## Aim
Locate each line in the records containing "muebles". Copy it.

....

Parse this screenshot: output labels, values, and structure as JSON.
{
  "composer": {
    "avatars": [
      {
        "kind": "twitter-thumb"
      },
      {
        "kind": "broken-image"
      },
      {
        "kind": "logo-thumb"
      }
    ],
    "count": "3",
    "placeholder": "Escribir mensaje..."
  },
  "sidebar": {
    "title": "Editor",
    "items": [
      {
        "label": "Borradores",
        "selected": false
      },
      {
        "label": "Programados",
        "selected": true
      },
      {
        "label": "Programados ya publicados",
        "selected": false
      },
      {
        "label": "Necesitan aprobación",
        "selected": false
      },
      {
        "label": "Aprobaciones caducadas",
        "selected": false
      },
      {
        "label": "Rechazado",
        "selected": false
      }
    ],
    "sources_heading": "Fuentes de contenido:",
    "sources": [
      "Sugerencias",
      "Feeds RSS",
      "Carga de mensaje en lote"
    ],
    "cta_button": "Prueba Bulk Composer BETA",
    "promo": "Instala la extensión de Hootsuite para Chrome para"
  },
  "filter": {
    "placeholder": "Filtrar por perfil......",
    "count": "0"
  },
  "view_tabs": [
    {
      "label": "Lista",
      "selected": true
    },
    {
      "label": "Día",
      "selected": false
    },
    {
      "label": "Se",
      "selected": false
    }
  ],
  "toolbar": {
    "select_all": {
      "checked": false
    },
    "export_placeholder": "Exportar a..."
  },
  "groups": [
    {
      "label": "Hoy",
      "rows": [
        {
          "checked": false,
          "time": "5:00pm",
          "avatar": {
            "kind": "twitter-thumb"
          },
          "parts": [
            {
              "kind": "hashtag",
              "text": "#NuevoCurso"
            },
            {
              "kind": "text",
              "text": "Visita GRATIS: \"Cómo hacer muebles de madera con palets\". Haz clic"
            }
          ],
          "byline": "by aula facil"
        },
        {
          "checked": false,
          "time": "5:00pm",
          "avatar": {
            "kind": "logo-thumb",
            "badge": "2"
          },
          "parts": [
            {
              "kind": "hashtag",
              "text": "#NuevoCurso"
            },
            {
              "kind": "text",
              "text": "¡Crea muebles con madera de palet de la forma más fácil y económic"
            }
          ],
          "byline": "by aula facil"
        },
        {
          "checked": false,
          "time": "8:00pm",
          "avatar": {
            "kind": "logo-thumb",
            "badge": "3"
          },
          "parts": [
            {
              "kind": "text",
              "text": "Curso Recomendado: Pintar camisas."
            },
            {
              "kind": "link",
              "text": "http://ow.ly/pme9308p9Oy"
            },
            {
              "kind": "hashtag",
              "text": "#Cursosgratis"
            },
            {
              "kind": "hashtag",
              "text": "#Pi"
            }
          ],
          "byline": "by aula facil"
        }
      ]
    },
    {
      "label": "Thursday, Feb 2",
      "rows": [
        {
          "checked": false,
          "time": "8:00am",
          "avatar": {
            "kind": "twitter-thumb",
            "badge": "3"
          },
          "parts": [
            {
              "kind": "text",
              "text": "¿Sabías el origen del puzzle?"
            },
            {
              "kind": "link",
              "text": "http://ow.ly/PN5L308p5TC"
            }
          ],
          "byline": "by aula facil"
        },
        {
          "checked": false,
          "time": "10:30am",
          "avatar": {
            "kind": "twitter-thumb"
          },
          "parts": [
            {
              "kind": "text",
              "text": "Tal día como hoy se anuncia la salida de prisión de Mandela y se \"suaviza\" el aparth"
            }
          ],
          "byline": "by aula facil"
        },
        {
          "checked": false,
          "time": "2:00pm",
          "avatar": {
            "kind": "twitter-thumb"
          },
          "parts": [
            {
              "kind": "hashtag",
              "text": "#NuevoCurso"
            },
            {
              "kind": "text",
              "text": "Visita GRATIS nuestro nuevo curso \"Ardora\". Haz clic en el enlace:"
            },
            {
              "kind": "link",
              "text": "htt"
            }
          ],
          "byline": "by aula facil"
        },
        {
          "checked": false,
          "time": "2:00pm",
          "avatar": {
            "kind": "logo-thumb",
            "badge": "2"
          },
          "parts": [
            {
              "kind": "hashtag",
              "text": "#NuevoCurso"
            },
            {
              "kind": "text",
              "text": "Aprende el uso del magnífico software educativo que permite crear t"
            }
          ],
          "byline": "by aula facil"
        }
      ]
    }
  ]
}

....

## Full response
              "text": "Visita GRATIS: \"Cómo hacer muebles de madera con palets\". Haz clic"
              "text": "¡Crea muebles con madera de palet de la forma más fácil y económic"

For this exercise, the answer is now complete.